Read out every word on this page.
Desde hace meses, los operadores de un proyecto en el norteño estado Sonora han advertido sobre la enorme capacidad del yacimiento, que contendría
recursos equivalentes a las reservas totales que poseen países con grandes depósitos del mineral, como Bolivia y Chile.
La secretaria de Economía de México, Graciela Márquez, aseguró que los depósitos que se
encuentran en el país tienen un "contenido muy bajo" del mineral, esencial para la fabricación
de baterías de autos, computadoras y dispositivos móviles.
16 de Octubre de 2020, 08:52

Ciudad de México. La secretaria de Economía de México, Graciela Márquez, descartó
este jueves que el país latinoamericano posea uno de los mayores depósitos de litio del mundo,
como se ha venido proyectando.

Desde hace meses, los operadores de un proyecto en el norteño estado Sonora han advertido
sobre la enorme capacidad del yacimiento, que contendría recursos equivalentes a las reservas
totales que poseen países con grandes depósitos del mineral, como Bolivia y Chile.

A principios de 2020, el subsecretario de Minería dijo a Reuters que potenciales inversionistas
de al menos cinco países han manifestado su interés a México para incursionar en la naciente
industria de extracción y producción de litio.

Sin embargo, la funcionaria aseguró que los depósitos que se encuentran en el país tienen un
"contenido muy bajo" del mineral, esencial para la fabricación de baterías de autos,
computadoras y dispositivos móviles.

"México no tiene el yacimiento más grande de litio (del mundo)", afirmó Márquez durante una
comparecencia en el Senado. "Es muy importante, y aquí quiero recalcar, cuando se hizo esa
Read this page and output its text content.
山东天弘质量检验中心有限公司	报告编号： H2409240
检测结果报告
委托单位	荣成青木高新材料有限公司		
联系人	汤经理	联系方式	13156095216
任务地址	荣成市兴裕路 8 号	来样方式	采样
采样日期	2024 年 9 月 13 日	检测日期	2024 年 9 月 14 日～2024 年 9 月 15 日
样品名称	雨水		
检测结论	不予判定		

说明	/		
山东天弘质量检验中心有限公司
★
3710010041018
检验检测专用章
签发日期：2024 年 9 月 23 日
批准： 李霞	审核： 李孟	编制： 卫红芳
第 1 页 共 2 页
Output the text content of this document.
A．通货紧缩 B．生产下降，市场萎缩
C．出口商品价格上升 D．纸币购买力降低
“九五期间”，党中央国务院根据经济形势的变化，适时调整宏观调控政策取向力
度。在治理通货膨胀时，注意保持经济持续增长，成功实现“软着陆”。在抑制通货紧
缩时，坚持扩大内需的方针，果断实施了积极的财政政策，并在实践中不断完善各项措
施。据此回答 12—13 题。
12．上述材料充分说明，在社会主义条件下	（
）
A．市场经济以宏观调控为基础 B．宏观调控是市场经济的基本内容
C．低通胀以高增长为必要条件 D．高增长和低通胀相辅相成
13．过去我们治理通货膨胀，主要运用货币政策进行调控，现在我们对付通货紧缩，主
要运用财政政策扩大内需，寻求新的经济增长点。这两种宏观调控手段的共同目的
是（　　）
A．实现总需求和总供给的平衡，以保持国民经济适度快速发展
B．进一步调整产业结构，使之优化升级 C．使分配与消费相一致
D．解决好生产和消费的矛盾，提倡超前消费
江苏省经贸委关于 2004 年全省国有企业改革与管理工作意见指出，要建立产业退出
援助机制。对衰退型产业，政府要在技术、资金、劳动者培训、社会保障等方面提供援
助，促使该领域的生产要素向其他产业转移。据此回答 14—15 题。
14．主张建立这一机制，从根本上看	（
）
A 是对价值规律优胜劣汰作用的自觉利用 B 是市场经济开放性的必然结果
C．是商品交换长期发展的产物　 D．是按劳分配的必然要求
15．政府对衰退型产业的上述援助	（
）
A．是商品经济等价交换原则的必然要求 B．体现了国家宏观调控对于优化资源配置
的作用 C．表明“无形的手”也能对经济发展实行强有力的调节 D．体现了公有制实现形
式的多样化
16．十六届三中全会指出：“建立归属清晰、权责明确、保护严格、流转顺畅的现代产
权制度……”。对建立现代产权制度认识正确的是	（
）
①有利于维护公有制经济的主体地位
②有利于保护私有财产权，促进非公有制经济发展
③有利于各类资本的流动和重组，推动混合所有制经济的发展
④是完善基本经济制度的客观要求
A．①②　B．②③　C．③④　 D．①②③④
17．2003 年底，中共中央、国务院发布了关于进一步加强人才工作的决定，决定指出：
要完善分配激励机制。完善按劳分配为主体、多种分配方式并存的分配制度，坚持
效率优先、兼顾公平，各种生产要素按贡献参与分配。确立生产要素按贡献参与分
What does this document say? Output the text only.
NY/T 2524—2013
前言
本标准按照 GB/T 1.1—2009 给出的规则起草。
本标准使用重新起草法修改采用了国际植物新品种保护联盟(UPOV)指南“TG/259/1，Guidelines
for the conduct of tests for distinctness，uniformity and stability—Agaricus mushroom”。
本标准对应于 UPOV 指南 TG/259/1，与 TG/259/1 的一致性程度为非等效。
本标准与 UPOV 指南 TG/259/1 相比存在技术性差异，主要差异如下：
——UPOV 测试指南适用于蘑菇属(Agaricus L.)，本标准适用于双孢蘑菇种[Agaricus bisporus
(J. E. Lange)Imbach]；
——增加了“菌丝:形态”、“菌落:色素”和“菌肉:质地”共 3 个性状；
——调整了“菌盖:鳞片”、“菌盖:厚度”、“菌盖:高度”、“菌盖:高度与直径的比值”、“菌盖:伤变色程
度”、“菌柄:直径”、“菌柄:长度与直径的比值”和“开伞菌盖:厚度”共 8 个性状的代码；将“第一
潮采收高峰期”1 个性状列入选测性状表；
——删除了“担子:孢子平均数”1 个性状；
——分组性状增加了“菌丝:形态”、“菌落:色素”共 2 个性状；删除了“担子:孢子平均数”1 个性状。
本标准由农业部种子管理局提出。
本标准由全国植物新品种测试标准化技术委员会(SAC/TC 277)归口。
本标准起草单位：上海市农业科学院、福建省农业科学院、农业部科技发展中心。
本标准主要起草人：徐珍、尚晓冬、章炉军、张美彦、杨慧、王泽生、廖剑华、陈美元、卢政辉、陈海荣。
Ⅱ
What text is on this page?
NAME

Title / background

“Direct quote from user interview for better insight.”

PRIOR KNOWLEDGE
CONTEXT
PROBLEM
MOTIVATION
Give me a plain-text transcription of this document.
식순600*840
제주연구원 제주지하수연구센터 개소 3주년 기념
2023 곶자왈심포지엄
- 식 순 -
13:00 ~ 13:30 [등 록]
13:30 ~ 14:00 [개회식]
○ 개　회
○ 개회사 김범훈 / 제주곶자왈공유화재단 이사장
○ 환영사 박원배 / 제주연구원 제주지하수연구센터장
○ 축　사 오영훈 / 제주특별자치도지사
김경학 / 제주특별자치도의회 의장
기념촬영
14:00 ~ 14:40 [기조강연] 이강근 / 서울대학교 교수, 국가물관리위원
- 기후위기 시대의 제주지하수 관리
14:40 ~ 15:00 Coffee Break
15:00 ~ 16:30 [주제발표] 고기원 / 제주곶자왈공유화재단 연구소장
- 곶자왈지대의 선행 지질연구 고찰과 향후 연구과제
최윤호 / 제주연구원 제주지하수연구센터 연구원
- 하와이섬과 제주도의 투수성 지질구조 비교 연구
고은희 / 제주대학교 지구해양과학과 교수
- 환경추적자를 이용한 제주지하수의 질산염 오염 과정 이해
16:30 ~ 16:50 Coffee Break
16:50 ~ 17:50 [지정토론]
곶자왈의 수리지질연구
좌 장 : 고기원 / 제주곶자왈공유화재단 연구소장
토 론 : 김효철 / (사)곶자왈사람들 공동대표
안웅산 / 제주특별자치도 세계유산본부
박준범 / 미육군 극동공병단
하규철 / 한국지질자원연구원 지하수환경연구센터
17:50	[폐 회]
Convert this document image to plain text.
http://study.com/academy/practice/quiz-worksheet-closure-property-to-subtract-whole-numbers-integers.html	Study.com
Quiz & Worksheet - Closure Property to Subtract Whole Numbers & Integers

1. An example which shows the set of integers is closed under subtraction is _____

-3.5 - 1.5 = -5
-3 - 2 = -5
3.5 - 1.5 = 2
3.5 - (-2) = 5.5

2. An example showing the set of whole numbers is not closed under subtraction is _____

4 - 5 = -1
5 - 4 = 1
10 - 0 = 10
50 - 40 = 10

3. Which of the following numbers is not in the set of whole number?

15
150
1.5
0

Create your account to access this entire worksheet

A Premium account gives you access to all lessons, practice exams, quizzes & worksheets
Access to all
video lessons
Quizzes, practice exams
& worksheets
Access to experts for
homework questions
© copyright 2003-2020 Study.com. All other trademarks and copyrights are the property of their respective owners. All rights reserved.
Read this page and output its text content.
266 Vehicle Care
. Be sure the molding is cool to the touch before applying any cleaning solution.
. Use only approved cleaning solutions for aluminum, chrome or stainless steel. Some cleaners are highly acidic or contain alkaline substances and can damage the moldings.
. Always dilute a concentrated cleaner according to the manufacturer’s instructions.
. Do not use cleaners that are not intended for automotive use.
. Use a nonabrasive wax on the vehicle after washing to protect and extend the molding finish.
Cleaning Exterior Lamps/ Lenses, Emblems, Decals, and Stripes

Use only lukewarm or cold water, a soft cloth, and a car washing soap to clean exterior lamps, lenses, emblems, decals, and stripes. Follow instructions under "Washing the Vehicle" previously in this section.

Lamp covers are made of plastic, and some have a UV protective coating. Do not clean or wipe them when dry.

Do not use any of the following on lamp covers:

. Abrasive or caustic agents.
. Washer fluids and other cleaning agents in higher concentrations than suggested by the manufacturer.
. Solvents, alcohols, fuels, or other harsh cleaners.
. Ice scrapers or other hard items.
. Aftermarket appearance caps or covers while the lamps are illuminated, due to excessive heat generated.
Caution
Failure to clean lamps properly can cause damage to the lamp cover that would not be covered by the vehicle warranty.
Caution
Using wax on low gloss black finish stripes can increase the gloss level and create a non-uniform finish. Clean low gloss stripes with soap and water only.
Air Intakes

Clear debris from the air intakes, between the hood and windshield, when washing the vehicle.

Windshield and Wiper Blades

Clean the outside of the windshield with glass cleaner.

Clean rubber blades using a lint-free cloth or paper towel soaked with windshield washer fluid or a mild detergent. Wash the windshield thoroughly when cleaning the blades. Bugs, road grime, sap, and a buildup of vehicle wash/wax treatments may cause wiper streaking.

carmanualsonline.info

• **Written instruction**
Go through the preceding material and copy each line that has the word "sobre".

• **In response**
Desde hace meses, los operadores de un proyecto en el norteño estado Sonora han advertido sobre la enorme capacidad del yacimiento, que contendría
sobre la enorme capacidad del yacimiento, que contendría recursos equivalentes a las reservas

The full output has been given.